→ Task material:
BEGIN
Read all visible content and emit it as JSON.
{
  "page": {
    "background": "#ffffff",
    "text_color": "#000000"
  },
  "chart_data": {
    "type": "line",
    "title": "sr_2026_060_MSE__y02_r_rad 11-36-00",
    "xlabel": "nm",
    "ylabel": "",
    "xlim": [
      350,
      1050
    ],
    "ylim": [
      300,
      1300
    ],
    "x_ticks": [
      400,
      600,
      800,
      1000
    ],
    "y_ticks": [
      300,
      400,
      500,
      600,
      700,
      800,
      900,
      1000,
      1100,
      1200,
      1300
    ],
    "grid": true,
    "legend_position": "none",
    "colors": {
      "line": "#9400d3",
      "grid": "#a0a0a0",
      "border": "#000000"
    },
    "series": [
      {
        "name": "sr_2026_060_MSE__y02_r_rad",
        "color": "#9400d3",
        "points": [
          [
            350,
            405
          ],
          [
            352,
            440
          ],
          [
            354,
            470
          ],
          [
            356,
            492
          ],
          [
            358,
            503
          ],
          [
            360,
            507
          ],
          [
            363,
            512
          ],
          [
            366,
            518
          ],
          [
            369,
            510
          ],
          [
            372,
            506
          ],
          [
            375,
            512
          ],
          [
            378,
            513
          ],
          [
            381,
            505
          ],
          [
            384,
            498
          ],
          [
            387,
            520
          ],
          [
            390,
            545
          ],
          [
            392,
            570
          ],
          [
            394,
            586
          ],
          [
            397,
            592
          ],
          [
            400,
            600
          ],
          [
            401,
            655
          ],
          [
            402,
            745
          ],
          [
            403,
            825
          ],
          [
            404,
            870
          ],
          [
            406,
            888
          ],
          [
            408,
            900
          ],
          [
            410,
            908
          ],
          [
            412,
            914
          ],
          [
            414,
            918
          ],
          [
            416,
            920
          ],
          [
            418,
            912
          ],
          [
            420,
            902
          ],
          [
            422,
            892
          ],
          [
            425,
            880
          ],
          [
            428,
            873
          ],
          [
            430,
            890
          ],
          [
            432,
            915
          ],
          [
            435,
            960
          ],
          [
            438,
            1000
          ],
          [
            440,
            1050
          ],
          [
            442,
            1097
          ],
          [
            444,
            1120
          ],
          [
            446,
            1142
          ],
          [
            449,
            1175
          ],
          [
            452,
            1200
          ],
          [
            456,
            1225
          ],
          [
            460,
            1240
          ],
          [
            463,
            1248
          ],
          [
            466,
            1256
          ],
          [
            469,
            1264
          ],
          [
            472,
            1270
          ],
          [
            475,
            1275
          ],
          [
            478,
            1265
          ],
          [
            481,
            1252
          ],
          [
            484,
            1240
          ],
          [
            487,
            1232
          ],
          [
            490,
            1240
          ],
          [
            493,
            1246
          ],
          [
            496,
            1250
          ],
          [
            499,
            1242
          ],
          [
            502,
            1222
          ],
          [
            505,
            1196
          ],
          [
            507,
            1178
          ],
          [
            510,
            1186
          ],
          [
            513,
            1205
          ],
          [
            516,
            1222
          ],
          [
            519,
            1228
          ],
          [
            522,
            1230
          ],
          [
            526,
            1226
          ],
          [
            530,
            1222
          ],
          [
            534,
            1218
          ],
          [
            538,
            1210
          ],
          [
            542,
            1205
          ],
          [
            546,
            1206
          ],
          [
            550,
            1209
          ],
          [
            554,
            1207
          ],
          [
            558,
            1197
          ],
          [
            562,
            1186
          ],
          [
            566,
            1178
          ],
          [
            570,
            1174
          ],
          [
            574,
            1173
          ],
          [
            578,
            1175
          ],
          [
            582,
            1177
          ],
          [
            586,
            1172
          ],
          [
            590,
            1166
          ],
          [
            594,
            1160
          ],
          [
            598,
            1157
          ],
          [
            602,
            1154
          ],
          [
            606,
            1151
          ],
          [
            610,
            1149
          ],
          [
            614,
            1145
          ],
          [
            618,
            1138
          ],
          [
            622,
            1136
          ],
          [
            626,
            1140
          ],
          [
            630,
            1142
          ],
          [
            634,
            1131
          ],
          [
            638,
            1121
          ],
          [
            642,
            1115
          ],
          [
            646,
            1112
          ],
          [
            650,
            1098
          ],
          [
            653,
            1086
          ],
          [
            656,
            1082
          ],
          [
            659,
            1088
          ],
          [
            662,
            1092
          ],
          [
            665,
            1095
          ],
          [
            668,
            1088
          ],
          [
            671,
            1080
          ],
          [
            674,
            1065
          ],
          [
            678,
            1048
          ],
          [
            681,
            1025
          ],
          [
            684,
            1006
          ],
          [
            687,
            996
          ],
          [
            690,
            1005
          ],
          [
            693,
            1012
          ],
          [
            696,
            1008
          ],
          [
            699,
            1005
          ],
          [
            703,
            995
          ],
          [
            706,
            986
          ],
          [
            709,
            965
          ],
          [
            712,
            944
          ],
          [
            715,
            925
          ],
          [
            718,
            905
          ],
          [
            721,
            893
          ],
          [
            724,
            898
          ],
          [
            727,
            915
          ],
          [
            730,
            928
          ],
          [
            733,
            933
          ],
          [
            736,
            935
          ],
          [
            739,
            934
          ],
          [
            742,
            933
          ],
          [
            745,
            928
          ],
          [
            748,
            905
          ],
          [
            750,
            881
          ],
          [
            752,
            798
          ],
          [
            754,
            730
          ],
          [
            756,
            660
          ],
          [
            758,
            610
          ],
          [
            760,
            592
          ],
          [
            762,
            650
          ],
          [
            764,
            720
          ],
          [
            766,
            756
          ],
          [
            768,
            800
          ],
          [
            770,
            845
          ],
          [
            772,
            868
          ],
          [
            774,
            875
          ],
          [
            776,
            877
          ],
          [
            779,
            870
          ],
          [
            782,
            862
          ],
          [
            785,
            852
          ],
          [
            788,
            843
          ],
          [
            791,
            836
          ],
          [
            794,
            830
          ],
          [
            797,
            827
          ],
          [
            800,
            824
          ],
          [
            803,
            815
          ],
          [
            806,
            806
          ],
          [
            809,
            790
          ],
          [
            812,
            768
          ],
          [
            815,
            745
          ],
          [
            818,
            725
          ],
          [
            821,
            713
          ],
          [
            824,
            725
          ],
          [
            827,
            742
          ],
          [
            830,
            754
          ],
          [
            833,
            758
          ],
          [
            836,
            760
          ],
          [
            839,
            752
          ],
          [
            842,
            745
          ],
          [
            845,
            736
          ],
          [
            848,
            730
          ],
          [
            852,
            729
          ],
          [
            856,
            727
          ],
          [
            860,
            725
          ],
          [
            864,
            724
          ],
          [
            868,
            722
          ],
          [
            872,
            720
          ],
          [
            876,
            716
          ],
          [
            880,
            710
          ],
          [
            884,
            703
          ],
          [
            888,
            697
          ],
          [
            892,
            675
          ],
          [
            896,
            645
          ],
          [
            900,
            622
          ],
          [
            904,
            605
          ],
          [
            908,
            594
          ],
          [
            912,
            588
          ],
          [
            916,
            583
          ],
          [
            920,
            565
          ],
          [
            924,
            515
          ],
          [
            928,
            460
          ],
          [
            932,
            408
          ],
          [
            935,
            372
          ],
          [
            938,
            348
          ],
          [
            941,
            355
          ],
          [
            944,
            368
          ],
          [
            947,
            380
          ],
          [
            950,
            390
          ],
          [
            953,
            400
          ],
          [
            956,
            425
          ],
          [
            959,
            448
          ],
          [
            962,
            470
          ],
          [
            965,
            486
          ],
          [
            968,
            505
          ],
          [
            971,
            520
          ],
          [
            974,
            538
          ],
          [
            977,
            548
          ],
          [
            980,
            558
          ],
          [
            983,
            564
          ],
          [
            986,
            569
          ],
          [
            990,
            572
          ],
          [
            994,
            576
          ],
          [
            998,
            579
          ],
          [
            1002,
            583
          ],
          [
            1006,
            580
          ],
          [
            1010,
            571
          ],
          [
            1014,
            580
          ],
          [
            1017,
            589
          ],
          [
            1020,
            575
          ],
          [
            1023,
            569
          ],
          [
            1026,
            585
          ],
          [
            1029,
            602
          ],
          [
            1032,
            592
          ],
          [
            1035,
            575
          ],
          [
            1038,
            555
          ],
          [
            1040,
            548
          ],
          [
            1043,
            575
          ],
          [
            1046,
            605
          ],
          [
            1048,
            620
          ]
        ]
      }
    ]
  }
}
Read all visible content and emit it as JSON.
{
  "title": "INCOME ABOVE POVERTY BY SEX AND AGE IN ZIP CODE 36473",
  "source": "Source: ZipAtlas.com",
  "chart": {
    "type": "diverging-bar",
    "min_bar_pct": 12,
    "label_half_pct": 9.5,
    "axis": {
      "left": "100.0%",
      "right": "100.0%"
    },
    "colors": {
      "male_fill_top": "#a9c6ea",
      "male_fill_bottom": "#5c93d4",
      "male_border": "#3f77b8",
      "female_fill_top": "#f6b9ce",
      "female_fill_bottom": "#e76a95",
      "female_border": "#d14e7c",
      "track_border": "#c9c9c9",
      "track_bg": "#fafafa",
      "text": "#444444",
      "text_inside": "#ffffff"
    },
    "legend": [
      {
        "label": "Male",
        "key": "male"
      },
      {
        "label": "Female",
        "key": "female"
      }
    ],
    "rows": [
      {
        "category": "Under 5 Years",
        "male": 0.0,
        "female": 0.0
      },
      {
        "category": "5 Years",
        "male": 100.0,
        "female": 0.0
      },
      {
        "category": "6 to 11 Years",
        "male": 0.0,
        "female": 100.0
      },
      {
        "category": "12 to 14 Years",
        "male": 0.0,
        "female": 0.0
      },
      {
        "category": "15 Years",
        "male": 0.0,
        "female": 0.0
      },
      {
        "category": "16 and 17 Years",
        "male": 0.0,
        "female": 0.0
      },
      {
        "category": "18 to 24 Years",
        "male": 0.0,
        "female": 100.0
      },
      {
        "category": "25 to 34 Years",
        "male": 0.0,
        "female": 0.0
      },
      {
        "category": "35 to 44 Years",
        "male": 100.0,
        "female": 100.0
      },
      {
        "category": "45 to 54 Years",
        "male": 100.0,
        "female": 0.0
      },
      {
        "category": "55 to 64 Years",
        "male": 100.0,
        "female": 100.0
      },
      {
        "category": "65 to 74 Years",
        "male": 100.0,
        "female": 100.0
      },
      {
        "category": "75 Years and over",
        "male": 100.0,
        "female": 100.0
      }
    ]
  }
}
END
→ Work to do:
For the entries shown above, give the number of lines that include the word "ffffff", without any other text.

→ Final result:
2